• Task to carry out:
Print out the material that follows word for word.

[Data entries]
########################################

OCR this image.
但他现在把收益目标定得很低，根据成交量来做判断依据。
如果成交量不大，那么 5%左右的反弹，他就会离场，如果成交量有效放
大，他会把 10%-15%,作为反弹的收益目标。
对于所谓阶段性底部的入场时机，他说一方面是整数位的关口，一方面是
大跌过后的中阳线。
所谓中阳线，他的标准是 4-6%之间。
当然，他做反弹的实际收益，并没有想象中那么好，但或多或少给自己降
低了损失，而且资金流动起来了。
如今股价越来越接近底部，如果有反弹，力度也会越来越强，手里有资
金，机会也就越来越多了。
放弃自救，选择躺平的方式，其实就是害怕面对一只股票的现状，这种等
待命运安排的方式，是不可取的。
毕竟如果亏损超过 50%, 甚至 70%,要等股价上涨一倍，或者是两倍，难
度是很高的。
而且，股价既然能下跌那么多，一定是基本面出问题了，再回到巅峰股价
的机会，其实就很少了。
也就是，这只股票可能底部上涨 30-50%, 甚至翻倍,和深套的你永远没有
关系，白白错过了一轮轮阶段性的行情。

########################################

• Exercise result:
OCR this image.
但他现在把收益目标定得很低，根据成交量来做判断依据。
如果成交量不大，那么 5%左右的反弹，他就会离场，如果成交量有效放
大，他会把 10%-15%,作为反弹的收益目标。
对于所谓阶段性底部的入场时机，他说一方面是整数位的关口，一方面是
大跌过后的中阳线。
所谓中阳线，他的标准是 4-6%之间。
当然，他做反弹的实际收益，并没有想象中那么好，但或多或少给自己降
低了损失，而且资金流动起来了。
如今股价越来越接近底部，如果有反弹，力度也会越来越强，手里有资
金，机会也就越来越多了。
放弃自救，选择躺平的方式，其实就是害怕面对一只股票的现状，这种等
待命运安排的方式，是不可取的。
毕竟如果亏损超过 50%, 甚至 70%,要等股价上涨一倍，或者是两倍，难
度是很高的。
而且，股价既然能下跌那么多，一定是基本面出问题了，再回到巅峰股价
的机会，其实就很少了。
也就是，这只股票可能底部上涨 30-50%, 甚至翻倍,和深套的你永远没有
关系，白白错过了一轮轮阶段性的行情。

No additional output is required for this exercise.